__AIM__: Comb the records below for the string "heirateten" and copy each line where it turns up.

===

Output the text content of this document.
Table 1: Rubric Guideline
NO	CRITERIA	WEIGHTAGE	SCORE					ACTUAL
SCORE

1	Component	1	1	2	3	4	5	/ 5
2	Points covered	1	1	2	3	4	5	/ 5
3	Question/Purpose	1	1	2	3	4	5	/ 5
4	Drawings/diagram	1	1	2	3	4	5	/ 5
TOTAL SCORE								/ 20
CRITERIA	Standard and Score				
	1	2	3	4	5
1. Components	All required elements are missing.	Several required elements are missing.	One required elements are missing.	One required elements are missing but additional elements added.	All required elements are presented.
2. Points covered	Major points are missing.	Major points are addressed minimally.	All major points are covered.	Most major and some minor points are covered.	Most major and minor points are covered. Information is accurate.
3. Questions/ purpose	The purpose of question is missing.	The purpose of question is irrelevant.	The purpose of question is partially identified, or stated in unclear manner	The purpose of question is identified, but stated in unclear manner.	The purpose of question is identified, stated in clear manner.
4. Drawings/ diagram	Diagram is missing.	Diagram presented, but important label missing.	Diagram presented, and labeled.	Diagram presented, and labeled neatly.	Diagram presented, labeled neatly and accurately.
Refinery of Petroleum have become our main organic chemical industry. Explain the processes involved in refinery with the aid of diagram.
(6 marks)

===

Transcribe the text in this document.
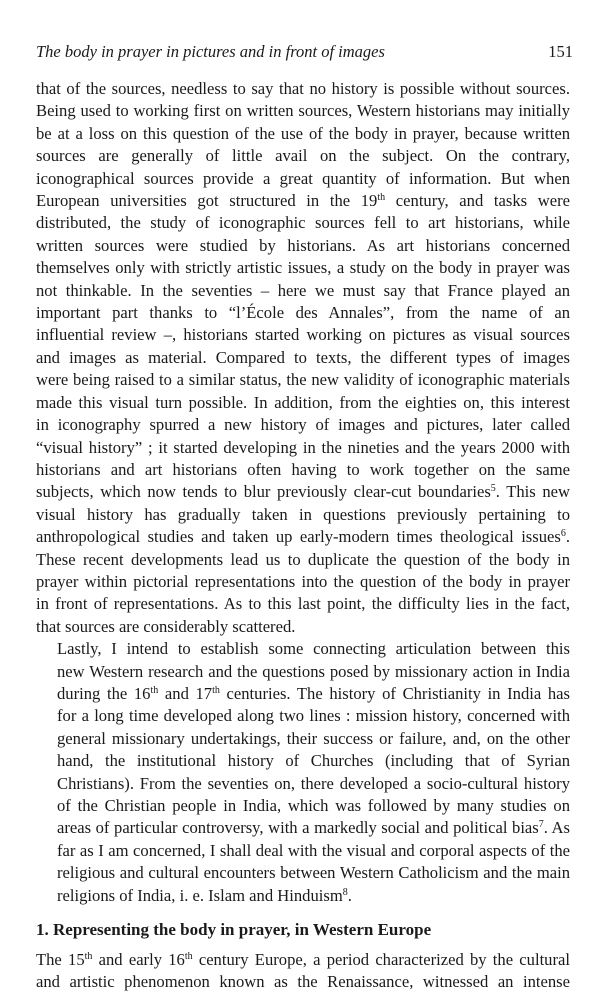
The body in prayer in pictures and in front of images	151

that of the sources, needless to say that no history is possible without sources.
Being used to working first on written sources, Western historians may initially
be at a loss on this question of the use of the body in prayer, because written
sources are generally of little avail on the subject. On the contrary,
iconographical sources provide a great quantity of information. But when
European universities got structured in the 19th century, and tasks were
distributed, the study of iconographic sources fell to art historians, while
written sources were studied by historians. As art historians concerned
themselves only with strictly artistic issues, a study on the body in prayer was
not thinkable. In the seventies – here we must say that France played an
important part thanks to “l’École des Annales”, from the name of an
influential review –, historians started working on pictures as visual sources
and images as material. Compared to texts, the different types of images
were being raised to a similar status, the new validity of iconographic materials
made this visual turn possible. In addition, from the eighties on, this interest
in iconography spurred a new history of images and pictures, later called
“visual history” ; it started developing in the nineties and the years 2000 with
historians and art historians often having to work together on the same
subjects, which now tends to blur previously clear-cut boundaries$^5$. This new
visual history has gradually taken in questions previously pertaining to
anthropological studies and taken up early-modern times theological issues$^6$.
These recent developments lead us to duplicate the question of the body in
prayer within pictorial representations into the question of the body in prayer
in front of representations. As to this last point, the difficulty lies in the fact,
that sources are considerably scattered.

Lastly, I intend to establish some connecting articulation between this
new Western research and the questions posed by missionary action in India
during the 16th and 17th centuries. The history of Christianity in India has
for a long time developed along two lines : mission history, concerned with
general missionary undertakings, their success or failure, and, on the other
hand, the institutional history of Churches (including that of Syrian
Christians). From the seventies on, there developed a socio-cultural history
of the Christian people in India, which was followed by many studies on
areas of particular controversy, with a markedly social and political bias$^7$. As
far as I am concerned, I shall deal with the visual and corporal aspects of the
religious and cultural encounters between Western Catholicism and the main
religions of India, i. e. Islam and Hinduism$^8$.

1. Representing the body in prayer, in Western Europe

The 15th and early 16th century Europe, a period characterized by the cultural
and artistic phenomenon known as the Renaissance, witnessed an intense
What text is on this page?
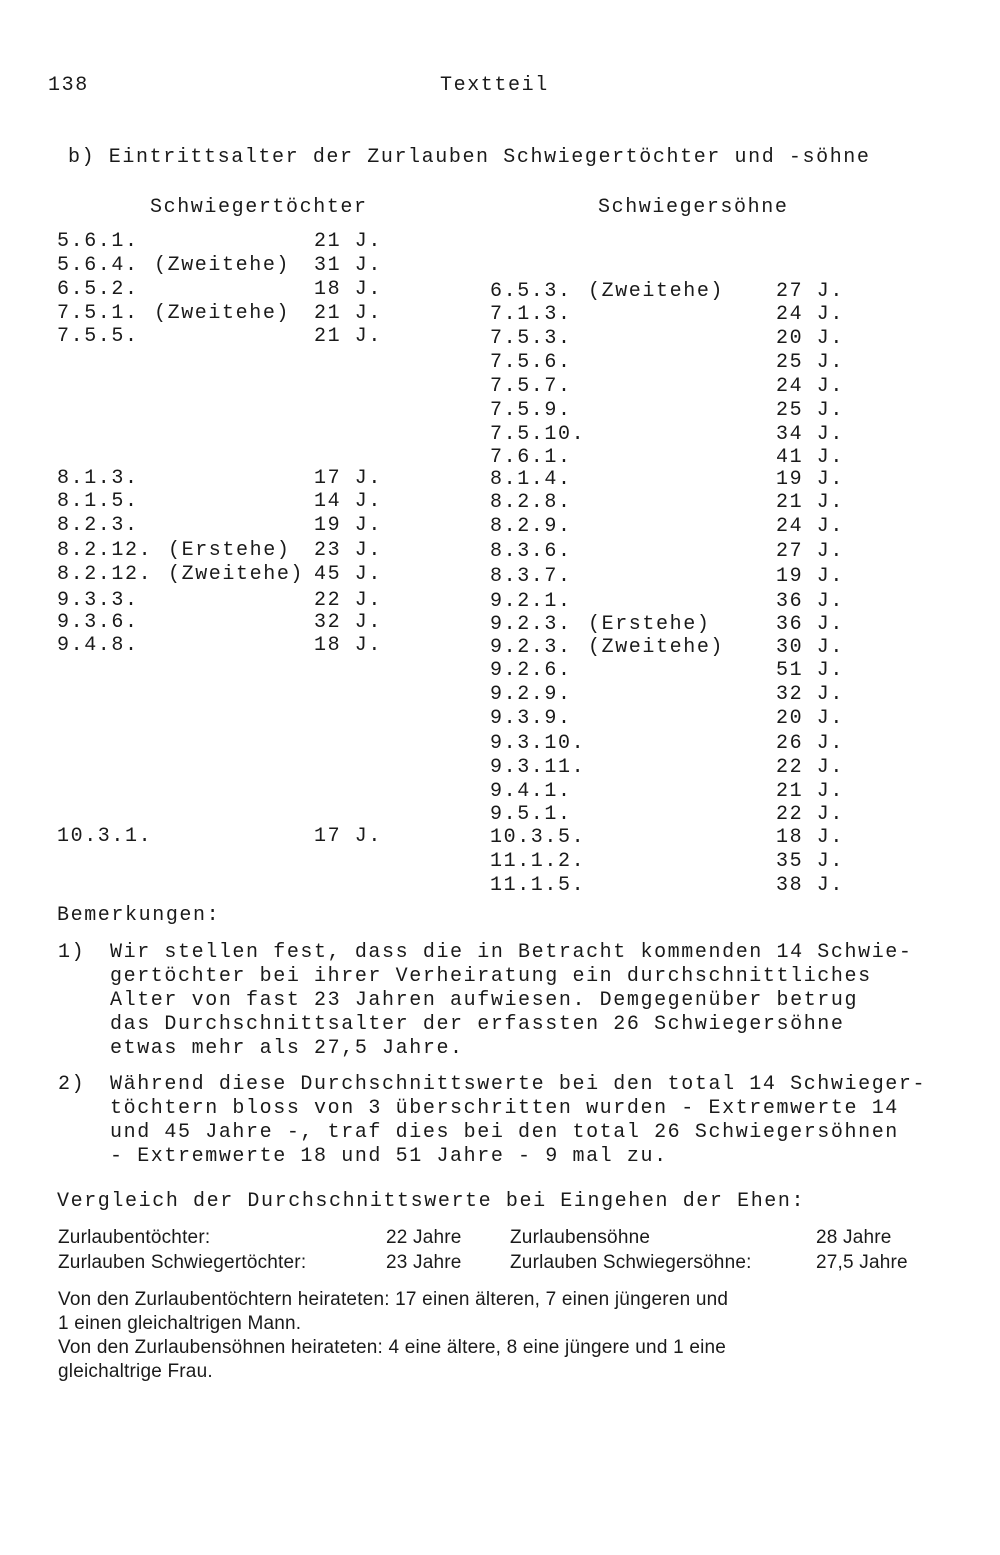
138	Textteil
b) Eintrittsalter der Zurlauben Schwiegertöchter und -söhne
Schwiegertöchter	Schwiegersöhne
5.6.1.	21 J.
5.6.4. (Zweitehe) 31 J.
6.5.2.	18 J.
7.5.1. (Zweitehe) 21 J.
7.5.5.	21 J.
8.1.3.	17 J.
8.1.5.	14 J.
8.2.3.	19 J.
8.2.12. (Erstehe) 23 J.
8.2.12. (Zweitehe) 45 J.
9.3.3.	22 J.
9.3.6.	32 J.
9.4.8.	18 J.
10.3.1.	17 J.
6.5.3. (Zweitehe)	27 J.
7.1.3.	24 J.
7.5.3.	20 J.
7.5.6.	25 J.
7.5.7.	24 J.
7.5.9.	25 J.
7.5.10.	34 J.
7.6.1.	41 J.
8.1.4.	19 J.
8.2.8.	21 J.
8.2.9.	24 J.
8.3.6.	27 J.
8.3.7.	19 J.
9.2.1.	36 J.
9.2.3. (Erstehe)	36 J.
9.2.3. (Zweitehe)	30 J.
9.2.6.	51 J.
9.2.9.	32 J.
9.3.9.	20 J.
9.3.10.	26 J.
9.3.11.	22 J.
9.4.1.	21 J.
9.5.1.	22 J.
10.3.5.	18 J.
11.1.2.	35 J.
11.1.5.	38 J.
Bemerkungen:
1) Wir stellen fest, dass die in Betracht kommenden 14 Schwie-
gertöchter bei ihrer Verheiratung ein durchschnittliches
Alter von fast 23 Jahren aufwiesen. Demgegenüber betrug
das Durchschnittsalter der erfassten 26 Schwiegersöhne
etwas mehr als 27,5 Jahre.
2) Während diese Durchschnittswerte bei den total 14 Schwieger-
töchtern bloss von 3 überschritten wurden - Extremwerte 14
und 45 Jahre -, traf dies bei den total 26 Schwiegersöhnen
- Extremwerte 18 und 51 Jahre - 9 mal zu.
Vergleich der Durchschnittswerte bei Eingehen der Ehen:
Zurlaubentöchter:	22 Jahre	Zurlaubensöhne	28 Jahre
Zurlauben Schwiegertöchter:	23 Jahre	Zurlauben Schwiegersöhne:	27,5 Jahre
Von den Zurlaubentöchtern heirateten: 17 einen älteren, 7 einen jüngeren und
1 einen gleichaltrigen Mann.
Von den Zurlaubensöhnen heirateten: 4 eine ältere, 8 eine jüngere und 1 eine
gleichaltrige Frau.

===

__OUTPUT OF THE TASK__:
Von den Zurlaubentöchtern heirateten: 17 einen älteren, 7 einen jüngeren und
Von den Zurlaubensöhnen heirateten: 4 eine ältere, 8 eine jüngere und 1 eine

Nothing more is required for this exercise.